• EXERCISE DESCRIPTION: Print every line of the listing exactly, please.

• ENTRIES PROVIDED:
::::::
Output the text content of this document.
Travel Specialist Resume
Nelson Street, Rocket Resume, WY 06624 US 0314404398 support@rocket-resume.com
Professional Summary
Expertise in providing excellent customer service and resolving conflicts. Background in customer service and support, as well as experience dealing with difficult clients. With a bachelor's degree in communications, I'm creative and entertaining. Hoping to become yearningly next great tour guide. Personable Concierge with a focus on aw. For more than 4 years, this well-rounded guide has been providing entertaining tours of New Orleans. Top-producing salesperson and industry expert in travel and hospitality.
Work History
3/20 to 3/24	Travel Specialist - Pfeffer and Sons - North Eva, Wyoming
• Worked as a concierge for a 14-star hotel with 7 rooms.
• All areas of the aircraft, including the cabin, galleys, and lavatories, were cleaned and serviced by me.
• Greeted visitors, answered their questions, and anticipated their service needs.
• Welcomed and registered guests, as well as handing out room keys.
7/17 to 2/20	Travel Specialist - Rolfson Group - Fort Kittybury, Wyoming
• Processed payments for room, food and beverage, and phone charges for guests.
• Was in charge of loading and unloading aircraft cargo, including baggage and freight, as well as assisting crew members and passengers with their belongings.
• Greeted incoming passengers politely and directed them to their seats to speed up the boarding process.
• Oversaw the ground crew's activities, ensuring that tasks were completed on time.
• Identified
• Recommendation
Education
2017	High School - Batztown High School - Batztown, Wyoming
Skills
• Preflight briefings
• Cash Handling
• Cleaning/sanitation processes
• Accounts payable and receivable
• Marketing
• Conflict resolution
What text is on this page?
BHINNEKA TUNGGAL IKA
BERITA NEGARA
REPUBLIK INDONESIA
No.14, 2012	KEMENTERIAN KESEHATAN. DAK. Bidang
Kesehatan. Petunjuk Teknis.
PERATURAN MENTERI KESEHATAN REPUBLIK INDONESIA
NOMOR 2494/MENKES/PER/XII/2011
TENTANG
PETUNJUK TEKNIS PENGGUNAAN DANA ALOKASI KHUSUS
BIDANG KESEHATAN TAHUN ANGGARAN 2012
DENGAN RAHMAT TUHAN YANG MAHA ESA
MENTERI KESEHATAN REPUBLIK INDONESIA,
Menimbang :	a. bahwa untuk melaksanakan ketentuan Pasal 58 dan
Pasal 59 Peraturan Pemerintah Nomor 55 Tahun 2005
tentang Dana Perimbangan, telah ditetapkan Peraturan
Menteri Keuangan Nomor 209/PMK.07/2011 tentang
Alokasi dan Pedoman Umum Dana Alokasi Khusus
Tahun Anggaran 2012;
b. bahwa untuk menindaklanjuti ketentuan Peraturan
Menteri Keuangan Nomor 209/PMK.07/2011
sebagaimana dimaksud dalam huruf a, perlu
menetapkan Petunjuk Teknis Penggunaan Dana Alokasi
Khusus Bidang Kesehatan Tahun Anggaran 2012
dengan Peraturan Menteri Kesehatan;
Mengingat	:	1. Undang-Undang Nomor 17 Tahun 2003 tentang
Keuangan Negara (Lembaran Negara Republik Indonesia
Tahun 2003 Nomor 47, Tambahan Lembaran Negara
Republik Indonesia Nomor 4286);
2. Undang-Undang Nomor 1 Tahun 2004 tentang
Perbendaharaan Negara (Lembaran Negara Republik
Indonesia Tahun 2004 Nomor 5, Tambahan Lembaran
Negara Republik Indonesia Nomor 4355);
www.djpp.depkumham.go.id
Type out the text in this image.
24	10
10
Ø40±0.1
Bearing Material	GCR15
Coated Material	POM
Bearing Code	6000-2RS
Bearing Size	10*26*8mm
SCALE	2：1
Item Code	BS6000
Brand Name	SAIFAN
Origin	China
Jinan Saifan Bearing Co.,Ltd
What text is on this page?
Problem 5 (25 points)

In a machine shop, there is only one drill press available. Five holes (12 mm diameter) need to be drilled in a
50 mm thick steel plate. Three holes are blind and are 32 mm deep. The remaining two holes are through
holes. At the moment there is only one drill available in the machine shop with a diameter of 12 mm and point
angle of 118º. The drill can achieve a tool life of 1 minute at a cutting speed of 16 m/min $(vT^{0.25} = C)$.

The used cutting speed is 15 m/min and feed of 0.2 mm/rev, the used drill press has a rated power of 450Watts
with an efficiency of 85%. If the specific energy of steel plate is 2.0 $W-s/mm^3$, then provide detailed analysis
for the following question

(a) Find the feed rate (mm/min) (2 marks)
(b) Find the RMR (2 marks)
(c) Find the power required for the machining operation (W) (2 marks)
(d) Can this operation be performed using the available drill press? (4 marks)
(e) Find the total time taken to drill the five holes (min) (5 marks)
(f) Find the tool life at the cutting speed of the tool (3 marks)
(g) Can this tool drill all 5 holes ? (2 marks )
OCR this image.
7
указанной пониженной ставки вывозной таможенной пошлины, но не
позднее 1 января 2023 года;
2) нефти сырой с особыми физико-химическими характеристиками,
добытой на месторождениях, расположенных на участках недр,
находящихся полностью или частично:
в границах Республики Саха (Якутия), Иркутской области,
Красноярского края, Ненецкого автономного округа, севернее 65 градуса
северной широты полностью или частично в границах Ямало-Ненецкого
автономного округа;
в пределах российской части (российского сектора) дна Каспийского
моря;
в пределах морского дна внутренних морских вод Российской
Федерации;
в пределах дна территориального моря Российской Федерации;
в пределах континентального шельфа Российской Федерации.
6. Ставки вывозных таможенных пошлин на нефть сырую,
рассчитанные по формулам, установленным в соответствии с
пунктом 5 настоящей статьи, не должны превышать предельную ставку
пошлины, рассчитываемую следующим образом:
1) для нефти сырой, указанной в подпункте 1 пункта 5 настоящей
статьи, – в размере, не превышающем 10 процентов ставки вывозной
::::::
• ANSWER TO THIS EXERCISE:
Output the text content of this document.
Travel Specialist Resume
Nelson Street, Rocket Resume, WY 06624 US 0314404398 support@rocket-resume.com
Professional Summary
Expertise in providing excellent customer service and resolving conflicts. Background in customer service and support, as well as experience dealing with difficult clients. With a bachelor's degree in communications, I'm creative and entertaining. Hoping to become yearningly next great tour guide. Personable Concierge with a focus on aw. For more than 4 years, this well-rounded guide has been providing entertaining tours of New Orleans. Top-producing salesperson and industry expert in travel and hospitality.
Work History
3/20 to 3/24	Travel Specialist - Pfeffer and Sons - North Eva, Wyoming
• Worked as a concierge for a 14-star hotel with 7 rooms.
• All areas of the aircraft, including the cabin, galleys, and lavatories, were cleaned and serviced by me.
• Greeted visitors, answered their questions, and anticipated their service needs.
• Welcomed and registered guests, as well as handing out room keys.
7/17 to 2/20	Travel Specialist - Rolfson Group - Fort Kittybury, Wyoming
• Processed payments for room, food and beverage, and phone charges for guests.
• Was in charge of loading and unloading aircraft cargo, including baggage and freight, as well as assisting crew members and passengers with their belongings.
• Greeted incoming passengers politely and directed them to their seats to speed up the boarding process.
• Oversaw the ground crew's activities, ensuring that tasks were completed on time.
• Identified
• Recommendation
Education
2017	High School - Batztown High School - Batztown, Wyoming
Skills
• Preflight briefings
• Cash Handling
• Cleaning/sanitation processes
• Accounts payable and receivable
• Marketing
• Conflict resolution
What text is on this page?
BHINNEKA TUNGGAL IKA
BERITA NEGARA
REPUBLIK INDONESIA
No.14, 2012	KEMENTERIAN KESEHATAN. DAK. Bidang
Kesehatan. Petunjuk Teknis.
PERATURAN MENTERI KESEHATAN REPUBLIK INDONESIA
NOMOR 2494/MENKES/PER/XII/2011
TENTANG
PETUNJUK TEKNIS PENGGUNAAN DANA ALOKASI KHUSUS
BIDANG KESEHATAN TAHUN ANGGARAN 2012
DENGAN RAHMAT TUHAN YANG MAHA ESA
MENTERI KESEHATAN REPUBLIK INDONESIA,
Menimbang :	a. bahwa untuk melaksanakan ketentuan Pasal 58 dan
Pasal 59 Peraturan Pemerintah Nomor 55 Tahun 2005
tentang Dana Perimbangan, telah ditetapkan Peraturan
Menteri Keuangan Nomor 209/PMK.07/2011 tentang
Alokasi dan Pedoman Umum Dana Alokasi Khusus
Tahun Anggaran 2012;
b. bahwa untuk menindaklanjuti ketentuan Peraturan
Menteri Keuangan Nomor 209/PMK.07/2011
sebagaimana dimaksud dalam huruf a, perlu
menetapkan Petunjuk Teknis Penggunaan Dana Alokasi
Khusus Bidang Kesehatan Tahun Anggaran 2012
dengan Peraturan Menteri Kesehatan;
Mengingat	:	1. Undang-Undang Nomor 17 Tahun 2003 tentang
Keuangan Negara (Lembaran Negara Republik Indonesia
Tahun 2003 Nomor 47, Tambahan Lembaran Negara
Republik Indonesia Nomor 4286);
2. Undang-Undang Nomor 1 Tahun 2004 tentang
Perbendaharaan Negara (Lembaran Negara Republik
Indonesia Tahun 2004 Nomor 5, Tambahan Lembaran
Negara Republik Indonesia Nomor 4355);
www.djpp.depkumham.go.id
Type out the text in this image.
24	10
10
Ø40±0.1
Bearing Material	GCR15
Coated Material	POM
Bearing Code	6000-2RS
Bearing Size	10*26*8mm
SCALE	2：1
Item Code	BS6000
Brand Name	SAIFAN
Origin	China
Jinan Saifan Bearing Co.,Ltd
What text is on this page?
Problem 5 (25 points)

In a machine shop, there is only one drill press available. Five holes (12 mm diameter) need to be drilled in a
50 mm thick steel plate. Three holes are blind and are 32 mm deep. The remaining two holes are through
holes. At the moment there is only one drill available in the machine shop with a diameter of 12 mm and point
angle of 118º. The drill can achieve a tool life of 1 minute at a cutting speed of 16 m/min $(vT^{0.25} = C)$.

The used cutting speed is 15 m/min and feed of 0.2 mm/rev, the used drill press has a rated power of 450Watts
with an efficiency of 85%. If the specific energy of steel plate is 2.0 $W-s/mm^3$, then provide detailed analysis
for the following question

(a) Find the feed rate (mm/min) (2 marks)
(b) Find the RMR (2 marks)
(c) Find the power required for the machining operation (W) (2 marks)
(d) Can this operation be performed using the available drill press? (4 marks)
(e) Find the total time taken to drill the five holes (min) (5 marks)
(f) Find the tool life at the cutting speed of the tool (3 marks)
(g) Can this tool drill all 5 holes ? (2 marks )
OCR this image.
7
указанной пониженной ставки вывозной таможенной пошлины, но не
позднее 1 января 2023 года;
2) нефти сырой с особыми физико-химическими характеристиками,
добытой на месторождениях, расположенных на участках недр,
находящихся полностью или частично:
в границах Республики Саха (Якутия), Иркутской области,
Красноярского края, Ненецкого автономного округа, севернее 65 градуса
северной широты полностью или частично в границах Ямало-Ненецкого
автономного округа;
в пределах российской части (российского сектора) дна Каспийского
моря;
в пределах морского дна внутренних морских вод Российской
Федерации;
в пределах дна территориального моря Российской Федерации;
в пределах континентального шельфа Российской Федерации.
6. Ставки вывозных таможенных пошлин на нефть сырую,
рассчитанные по формулам, установленным в соответствии с
пунктом 5 настоящей статьи, не должны превышать предельную ставку
пошлины, рассчитываемую следующим образом:
1) для нефти сырой, указанной в подпункте 1 пункта 5 настоящей
статьи, – в размере, не превышающем 10 процентов ставки вывозной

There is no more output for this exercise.